═════ Material for this exercise ═════

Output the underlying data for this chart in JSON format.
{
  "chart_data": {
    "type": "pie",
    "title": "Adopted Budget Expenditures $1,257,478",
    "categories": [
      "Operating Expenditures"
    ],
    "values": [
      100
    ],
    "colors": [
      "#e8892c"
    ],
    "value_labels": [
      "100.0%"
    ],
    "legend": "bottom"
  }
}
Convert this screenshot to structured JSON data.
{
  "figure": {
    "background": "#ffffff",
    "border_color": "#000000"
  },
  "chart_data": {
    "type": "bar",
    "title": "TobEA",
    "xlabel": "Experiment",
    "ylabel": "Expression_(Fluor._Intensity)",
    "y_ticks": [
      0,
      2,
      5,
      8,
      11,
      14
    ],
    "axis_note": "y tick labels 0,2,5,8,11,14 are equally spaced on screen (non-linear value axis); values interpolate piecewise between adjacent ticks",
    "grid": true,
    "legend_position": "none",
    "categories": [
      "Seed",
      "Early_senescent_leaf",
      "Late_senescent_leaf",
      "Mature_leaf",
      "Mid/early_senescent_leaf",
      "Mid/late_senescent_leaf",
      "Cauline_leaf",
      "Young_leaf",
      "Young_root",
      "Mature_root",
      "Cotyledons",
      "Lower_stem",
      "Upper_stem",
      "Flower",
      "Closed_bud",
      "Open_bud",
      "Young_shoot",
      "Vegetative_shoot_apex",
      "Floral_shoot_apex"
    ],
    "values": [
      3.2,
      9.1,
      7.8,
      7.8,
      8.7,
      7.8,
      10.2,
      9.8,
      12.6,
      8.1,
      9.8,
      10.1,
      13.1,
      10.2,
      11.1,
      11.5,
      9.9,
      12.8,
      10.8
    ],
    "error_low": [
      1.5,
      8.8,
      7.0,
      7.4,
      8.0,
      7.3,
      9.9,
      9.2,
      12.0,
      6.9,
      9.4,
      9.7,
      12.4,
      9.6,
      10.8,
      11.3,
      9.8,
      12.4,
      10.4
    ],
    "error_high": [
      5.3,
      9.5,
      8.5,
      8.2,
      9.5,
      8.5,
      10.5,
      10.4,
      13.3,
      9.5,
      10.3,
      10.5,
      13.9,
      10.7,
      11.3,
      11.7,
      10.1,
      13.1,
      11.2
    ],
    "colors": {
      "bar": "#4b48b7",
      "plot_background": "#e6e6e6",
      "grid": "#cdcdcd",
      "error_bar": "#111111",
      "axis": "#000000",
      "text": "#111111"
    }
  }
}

═════

Stated exercise →
Print out all the entries precisely as written.

Answer to this exercise →
Output the underlying data for this chart in JSON format.
{
  "chart_data": {
    "type": "pie",
    "title": "Adopted Budget Expenditures $1,257,478",
    "categories": [
      "Operating Expenditures"
    ],
    "values": [
      100
    ],
    "colors": [
      "#e8892c"
    ],
    "value_labels": [
      "100.0%"
    ],
    "legend": "bottom"
  }
}
Convert this screenshot to structured JSON data.
{
  "figure": {
    "background": "#ffffff",
    "border_color": "#000000"
  },
  "chart_data": {
    "type": "bar",
    "title": "TobEA",
    "xlabel": "Experiment",
    "ylabel": "Expression_(Fluor._Intensity)",
    "y_ticks": [
      0,
      2,
      5,
      8,
      11,
      14
    ],
    "axis_note": "y tick labels 0,2,5,8,11,14 are equally spaced on screen (non-linear value axis); values interpolate piecewise between adjacent ticks",
    "grid": true,
    "legend_position": "none",
    "categories": [
      "Seed",
      "Early_senescent_leaf",
      "Late_senescent_leaf",
      "Mature_leaf",
      "Mid/early_senescent_leaf",
      "Mid/late_senescent_leaf",
      "Cauline_leaf",
      "Young_leaf",
      "Young_root",
      "Mature_root",
      "Cotyledons",
      "Lower_stem",
      "Upper_stem",
      "Flower",
      "Closed_bud",
      "Open_bud",
      "Young_shoot",
      "Vegetative_shoot_apex",
      "Floral_shoot_apex"
    ],
    "values": [
      3.2,
      9.1,
      7.8,
      7.8,
      8.7,
      7.8,
      10.2,
      9.8,
      12.6,
      8.1,
      9.8,
      10.1,
      13.1,
      10.2,
      11.1,
      11.5,
      9.9,
      12.8,
      10.8
    ],
    "error_low": [
      1.5,
      8.8,
      7.0,
      7.4,
      8.0,
      7.3,
      9.9,
      9.2,
      12.0,
      6.9,
      9.4,
      9.7,
      12.4,
      9.6,
      10.8,
      11.3,
      9.8,
      12.4,
      10.4
    ],
    "error_high": [
      5.3,
      9.5,
      8.5,
      8.2,
      9.5,
      8.5,
      10.5,
      10.4,
      13.3,
      9.5,
      10.3,
      10.5,
      13.9,
      10.7,
      11.3,
      11.7,
      10.1,
      13.1,
      11.2
    ],
    "colors": {
      "bar": "#4b48b7",
      "plot_background": "#e6e6e6",
      "grid": "#cdcdcd",
      "error_bar": "#111111",
      "axis": "#000000",
      "text": "#111111"
    }
  }
}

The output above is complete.